* START TASK MATERIAL *

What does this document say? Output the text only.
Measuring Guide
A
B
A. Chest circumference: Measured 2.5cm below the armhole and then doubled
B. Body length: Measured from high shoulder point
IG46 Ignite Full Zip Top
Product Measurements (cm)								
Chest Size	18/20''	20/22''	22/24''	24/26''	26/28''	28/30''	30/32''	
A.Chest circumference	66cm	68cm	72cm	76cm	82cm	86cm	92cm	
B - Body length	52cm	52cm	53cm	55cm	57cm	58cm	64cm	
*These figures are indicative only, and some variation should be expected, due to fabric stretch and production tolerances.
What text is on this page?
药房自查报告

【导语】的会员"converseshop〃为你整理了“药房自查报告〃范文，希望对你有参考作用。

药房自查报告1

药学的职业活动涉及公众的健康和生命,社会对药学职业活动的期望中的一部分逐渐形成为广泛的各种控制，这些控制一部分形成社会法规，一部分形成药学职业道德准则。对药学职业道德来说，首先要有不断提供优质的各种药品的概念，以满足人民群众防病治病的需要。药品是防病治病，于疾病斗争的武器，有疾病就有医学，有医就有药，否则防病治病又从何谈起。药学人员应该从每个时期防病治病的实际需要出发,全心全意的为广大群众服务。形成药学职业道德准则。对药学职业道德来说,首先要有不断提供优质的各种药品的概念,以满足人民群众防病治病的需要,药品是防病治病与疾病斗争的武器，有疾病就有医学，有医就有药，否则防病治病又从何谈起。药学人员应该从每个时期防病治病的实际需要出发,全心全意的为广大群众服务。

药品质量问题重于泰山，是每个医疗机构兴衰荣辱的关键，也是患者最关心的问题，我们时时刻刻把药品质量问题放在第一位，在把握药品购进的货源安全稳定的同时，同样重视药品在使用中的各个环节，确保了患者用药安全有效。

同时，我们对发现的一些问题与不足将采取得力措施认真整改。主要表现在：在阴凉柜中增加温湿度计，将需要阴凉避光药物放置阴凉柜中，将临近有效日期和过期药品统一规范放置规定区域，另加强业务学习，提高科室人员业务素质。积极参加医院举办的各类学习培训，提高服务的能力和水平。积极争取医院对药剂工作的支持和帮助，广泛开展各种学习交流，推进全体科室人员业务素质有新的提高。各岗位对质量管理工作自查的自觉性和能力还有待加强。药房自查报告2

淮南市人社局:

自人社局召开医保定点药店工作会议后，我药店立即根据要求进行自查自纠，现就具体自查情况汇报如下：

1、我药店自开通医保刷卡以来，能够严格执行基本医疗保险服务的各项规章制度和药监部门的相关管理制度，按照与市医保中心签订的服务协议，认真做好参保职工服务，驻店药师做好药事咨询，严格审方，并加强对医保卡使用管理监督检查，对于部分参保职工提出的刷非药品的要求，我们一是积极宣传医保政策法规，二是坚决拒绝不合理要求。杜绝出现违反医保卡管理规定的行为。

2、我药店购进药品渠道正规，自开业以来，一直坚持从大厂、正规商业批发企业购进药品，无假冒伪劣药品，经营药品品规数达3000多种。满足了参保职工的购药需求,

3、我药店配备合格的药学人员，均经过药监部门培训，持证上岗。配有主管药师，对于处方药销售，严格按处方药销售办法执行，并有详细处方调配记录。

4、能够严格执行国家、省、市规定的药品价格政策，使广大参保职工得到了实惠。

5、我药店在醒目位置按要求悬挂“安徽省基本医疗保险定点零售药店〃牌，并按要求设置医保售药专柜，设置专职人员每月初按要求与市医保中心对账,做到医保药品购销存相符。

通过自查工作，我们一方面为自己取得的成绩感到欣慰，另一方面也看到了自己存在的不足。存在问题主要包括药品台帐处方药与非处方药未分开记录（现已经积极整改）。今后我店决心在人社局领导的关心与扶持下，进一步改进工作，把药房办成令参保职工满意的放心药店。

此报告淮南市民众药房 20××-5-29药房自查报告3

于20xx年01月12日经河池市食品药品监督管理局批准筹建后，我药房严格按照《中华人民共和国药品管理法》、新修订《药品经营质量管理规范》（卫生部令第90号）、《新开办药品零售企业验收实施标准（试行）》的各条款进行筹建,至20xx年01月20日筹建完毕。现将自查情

* END TASK MATERIAL *

- WHAT IS REQUIRED: Identify the lines in the entries above that contain "Measured", then copy them out.

- COMPLETE RESPONSE:
A. Chest circumference: Measured 2.5cm below the armhole and then doubled
B. Body length: Measured from high shoulder point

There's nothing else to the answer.